Entries shown
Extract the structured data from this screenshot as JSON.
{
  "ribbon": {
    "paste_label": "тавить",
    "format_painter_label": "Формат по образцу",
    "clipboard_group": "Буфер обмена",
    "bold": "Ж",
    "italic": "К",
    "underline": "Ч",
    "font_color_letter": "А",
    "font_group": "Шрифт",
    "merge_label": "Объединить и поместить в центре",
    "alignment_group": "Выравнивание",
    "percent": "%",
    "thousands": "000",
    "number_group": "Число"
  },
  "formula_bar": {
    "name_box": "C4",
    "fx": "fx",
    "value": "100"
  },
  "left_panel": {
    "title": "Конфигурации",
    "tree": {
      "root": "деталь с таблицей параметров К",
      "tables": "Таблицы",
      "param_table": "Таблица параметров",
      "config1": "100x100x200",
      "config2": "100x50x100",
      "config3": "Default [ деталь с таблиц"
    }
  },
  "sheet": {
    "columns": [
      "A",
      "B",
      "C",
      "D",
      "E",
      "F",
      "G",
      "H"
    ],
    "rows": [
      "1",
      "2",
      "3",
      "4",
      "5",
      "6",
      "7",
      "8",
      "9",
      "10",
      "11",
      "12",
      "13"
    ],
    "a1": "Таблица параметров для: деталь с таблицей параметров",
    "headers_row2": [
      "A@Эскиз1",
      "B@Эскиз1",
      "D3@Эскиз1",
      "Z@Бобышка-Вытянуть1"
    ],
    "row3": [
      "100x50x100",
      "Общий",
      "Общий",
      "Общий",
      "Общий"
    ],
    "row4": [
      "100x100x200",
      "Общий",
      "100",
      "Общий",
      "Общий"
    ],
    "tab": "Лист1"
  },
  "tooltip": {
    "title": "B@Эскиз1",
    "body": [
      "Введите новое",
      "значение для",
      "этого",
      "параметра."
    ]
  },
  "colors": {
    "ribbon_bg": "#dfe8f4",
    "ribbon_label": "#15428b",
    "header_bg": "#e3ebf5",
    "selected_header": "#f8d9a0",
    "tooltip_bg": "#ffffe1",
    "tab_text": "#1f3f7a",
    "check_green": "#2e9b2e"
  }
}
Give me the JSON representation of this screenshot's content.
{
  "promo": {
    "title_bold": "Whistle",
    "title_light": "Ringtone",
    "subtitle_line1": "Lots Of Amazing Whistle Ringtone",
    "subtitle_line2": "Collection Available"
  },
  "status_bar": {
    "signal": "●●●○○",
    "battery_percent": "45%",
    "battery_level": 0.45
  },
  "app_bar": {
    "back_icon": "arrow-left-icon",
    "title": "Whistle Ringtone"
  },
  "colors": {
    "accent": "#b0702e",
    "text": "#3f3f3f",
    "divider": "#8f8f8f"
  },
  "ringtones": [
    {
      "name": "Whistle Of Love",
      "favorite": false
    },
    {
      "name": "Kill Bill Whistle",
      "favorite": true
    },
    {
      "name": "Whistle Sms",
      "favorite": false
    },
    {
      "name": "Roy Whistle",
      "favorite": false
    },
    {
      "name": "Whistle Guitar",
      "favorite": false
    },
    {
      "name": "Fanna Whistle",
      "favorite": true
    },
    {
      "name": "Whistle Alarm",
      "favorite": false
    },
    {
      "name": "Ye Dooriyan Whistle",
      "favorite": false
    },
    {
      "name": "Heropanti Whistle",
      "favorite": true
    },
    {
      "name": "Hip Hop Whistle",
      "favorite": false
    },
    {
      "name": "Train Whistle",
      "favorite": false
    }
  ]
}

Work to be completed
Print out the whole listing exactly as it appears.

Task output
Extract the structured data from this screenshot as JSON.
{
  "ribbon": {
    "paste_label": "тавить",
    "format_painter_label": "Формат по образцу",
    "clipboard_group": "Буфер обмена",
    "bold": "Ж",
    "italic": "К",
    "underline": "Ч",
    "font_color_letter": "А",
    "font_group": "Шрифт",
    "merge_label": "Объединить и поместить в центре",
    "alignment_group": "Выравнивание",
    "percent": "%",
    "thousands": "000",
    "number_group": "Число"
  },
  "formula_bar": {
    "name_box": "C4",
    "fx": "fx",
    "value": "100"
  },
  "left_panel": {
    "title": "Конфигурации",
    "tree": {
      "root": "деталь с таблицей параметров К",
      "tables": "Таблицы",
      "param_table": "Таблица параметров",
      "config1": "100x100x200",
      "config2": "100x50x100",
      "config3": "Default [ деталь с таблиц"
    }
  },
  "sheet": {
    "columns": [
      "A",
      "B",
      "C",
      "D",
      "E",
      "F",
      "G",
      "H"
    ],
    "rows": [
      "1",
      "2",
      "3",
      "4",
      "5",
      "6",
      "7",
      "8",
      "9",
      "10",
      "11",
      "12",
      "13"
    ],
    "a1": "Таблица параметров для: деталь с таблицей параметров",
    "headers_row2": [
      "A@Эскиз1",
      "B@Эскиз1",
      "D3@Эскиз1",
      "Z@Бобышка-Вытянуть1"
    ],
    "row3": [
      "100x50x100",
      "Общий",
      "Общий",
      "Общий",
      "Общий"
    ],
    "row4": [
      "100x100x200",
      "Общий",
      "100",
      "Общий",
      "Общий"
    ],
    "tab": "Лист1"
  },
  "tooltip": {
    "title": "B@Эскиз1",
    "body": [
      "Введите новое",
      "значение для",
      "этого",
      "параметра."
    ]
  },
  "colors": {
    "ribbon_bg": "#dfe8f4",
    "ribbon_label": "#15428b",
    "header_bg": "#e3ebf5",
    "selected_header": "#f8d9a0",
    "tooltip_bg": "#ffffe1",
    "tab_text": "#1f3f7a",
    "check_green": "#2e9b2e"
  }
}
Give me the JSON representation of this screenshot's content.
{
  "promo": {
    "title_bold": "Whistle",
    "title_light": "Ringtone",
    "subtitle_line1": "Lots Of Amazing Whistle Ringtone",
    "subtitle_line2": "Collection Available"
  },
  "status_bar": {
    "signal": "●●●○○",
    "battery_percent": "45%",
    "battery_level": 0.45
  },
  "app_bar": {
    "back_icon": "arrow-left-icon",
    "title": "Whistle Ringtone"
  },
  "colors": {
    "accent": "#b0702e",
    "text": "#3f3f3f",
    "divider": "#8f8f8f"
  },
  "ringtones": [
    {
      "name": "Whistle Of Love",
      "favorite": false
    },
    {
      "name": "Kill Bill Whistle",
      "favorite": true
    },
    {
      "name": "Whistle Sms",
      "favorite": false
    },
    {
      "name": "Roy Whistle",
      "favorite": false
    },
    {
      "name": "Whistle Guitar",
      "favorite": false
    },
    {
      "name": "Fanna Whistle",
      "favorite": true
    },
    {
      "name": "Whistle Alarm",
      "favorite": false
    },
    {
      "name": "Ye Dooriyan Whistle",
      "favorite": false
    },
    {
      "name": "Heropanti Whistle",
      "favorite": true
    },
    {
      "name": "Hip Hop Whistle",
      "favorite": false
    },
    {
      "name": "Train Whistle",
      "favorite": false
    }
  ]
}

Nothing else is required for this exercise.